• Work to be completed:
Show all lines that include the string "المرقسية"; copy each one.

• Information provided:
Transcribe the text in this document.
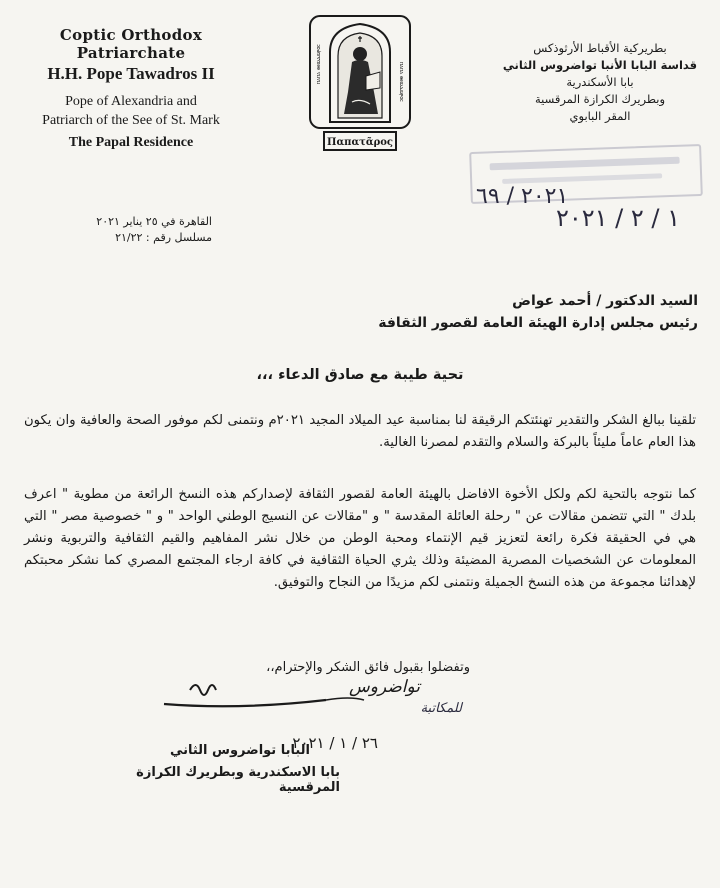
Coptic Orthodox Patriarchate
H.H. Pope Tawadros II
Pope of Alexandria and
Patriarch of the See of St. Mark
The Papal Residence
ⲡⲁⲡⲁ ⲑⲉⲱⲇⲱⲣⲟⲥ	ⲡⲁⲡⲁ ⲑⲉⲱⲇⲱⲣⲟⲥ
Παπατᾶρος
بطريركية الأقباط الأرثوذكس
قداسة البابا الأنبا تواضروس الثاني
بابا الأسكندرية
وبطريرك الكرازة المرقسية
المقر البابوي
٢٠٢١ / ٦٩
١ / ٢ / ٢٠٢١
القاهرة في ٢٥ يناير ٢٠٢١
مسلسل رقم : ٢١/٢٢
السيد الدكتور / أحمد عواض
رئيس مجلس إدارة الهيئة العامة لقصور الثقافة
تحية طيبة مع صادق الدعاء ،،،

تلقينا ببالغ الشكر والتقدير تهنئتكم الرقيقة لنا بمناسبة عيد الميلاد المجيد ٢٠٢١م ونتمنى لكم موفور الصحة والعافية وان يكون هذا العام عاماً مليئاً بالبركة والسلام والتقدم لمصرنا الغالية.

كما نتوجه بالتحية لكم ولكل الأخوة الافاضل بالهيئة العامة لقصور الثقافة لإصداركم هذه النسخ الرائعة من مطوية " اعرف بلدك " التي تتضمن مقالات عن " رحلة العائلة المقدسة " و "مقالات عن النسيج الوطني الواحد " و " خصوصية مصر " التي هي في الحقيقة فكرة رائعة لتعزيز قيم الإنتماء ومحبة الوطن من خلال نشر المفاهيم والقيم الثقافية والتربوية ونشر المعلومات عن الشخصيات المصرية المضيئة وذلك يثري الحياة الثقافية في كافة ارجاء المجتمع المصري كما نشكر محبتكم لإهدائنا مجموعة من هذه النسخ الجميلة ونتمنى لكم مزيدًا من النجاح والتوفيق.

وتفضلوا بقبول فائق الشكر والإحترام،،
تواضروس
للمكاتبة
٢٦ / ١ / ٢٠٢١
البابا تواضروس الثاني
بابا الاسكندرية وبطريرك الكرازة المرقسية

• Final result:
وبطريرك الكرازة المرقسية
بابا الاسكندرية وبطريرك الكرازة المرقسية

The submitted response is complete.